▶ [Tarefas a realizar]
1. Responda, com base no trecho sobre princípios jurídicos:
(a) A que Ronald Dworkin sugere um retorno?
(b) Se os princípios são gêneros, o que são as normas particulares que se reportam a eles?
(c) Segundo a citação de Bobbio, de que maneira o jurista abstrai a norma geral de um conjunto de regras?
2. Escreva a continuação do trecho sobre princípios jurídicos, a partir do ponto em que ele termina.

▶ [Trecho do texto]
########################################

Quando um teórico tão proeminente quanto Ronald Dworkin sugere um retorno aos princípios de cada precedente judicial e de cada lei, no fundo ele propõe uma explicitação lógica mais perfeita das normas gerais a que as particulares se prendem. Os princípios são gêneros aos quais as normas particulares se reportam enquanto espécies, pois, como Bobbio explica, “de um conjunto de regras que disciplinam uma certa matéria, o jurista abstrai indutivamente uma norma geral não formulada pelo legislador, mas da qual as normas singulares expressamente estabelecidas são apenas aplicações particulares: tal norma geral é precisamente aquilo que chamamos de um princípio do ordenamento jurídico” (idem. p. 220).

########################################

▶ [Conjunto de registros]

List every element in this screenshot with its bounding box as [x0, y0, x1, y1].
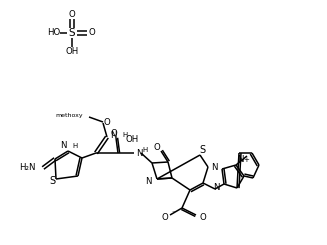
- Text: O: O: [161, 212, 168, 221]
- Text: O: O: [154, 143, 160, 151]
- Text: OH: OH: [126, 135, 139, 144]
- Text: +: +: [243, 157, 249, 163]
- Text: HO: HO: [47, 28, 60, 37]
- Text: S: S: [49, 176, 55, 186]
- Text: N: N: [110, 132, 116, 140]
- Text: N: N: [237, 156, 244, 164]
- Text: O: O: [89, 28, 95, 37]
- Text: H₂N: H₂N: [20, 163, 36, 172]
- Text: OH: OH: [65, 48, 78, 57]
- Text: N: N: [212, 162, 218, 171]
- Text: H: H: [72, 143, 77, 149]
- Text: N: N: [136, 149, 143, 159]
- Text: O: O: [104, 119, 111, 127]
- Text: O: O: [200, 212, 207, 221]
- Text: S: S: [199, 145, 205, 155]
- Text: O: O: [111, 128, 117, 137]
- Text: S: S: [69, 28, 75, 38]
- Text: N: N: [146, 177, 152, 186]
- Text: N: N: [214, 183, 220, 192]
- Text: H: H: [122, 132, 127, 138]
- Text: H: H: [142, 147, 147, 153]
- Text: methoxy: methoxy: [55, 112, 83, 118]
- Text: N: N: [60, 142, 67, 150]
- Text: O: O: [69, 11, 76, 20]
- Text: ⁻: ⁻: [171, 208, 175, 218]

########################################

▶ [Respostas das tarefas]
1.
(a) Aos princípios de cada precedente judicial e de cada lei.
(b) Espécies.
(c) Indutivamente.

2.
É verdade que, com essas palavras, Bobbio se refere aos princípios gerais do direito que o legislador determina devem ser utilizados para preencher as lacunas de normas particulares. Verdade é também que os usos dos princípios a que Bobbio e Dworkin se referem são diferentes. O primeiro pretende que eles sejam utilizados para suprir lacunas do ordenamento. O outro quer que eles sejam empregados para esse e outros fins. No entanto, para ambos, os princípios jurídicos são aproximadamente o mesmo. São normas gerais inferidas a partir de outras particulares.
Dworkin refere-se aos princípios como direitos anteriores à própria legislação, portanto como algo semelhante, embora não idêntico ao direito natural: "A teoria dominante [positivista e utilitarista] é falha porque rejeita a ideia de que os indivíduos podem ter direitos contra o Estado, anteriores aos direitos criados através da legislação" (DWORKIN, Ronald. Levando os direitos a sério. São Paulo: Martins Fontes, 2002. p. XIII). E provê um exemplo desses direitos anteriores por meio da "derivação de direitos particulares do direito abstrato à consideração e ao respeito, considerados como fundamentais e axiomáticos" (idem. p. XX).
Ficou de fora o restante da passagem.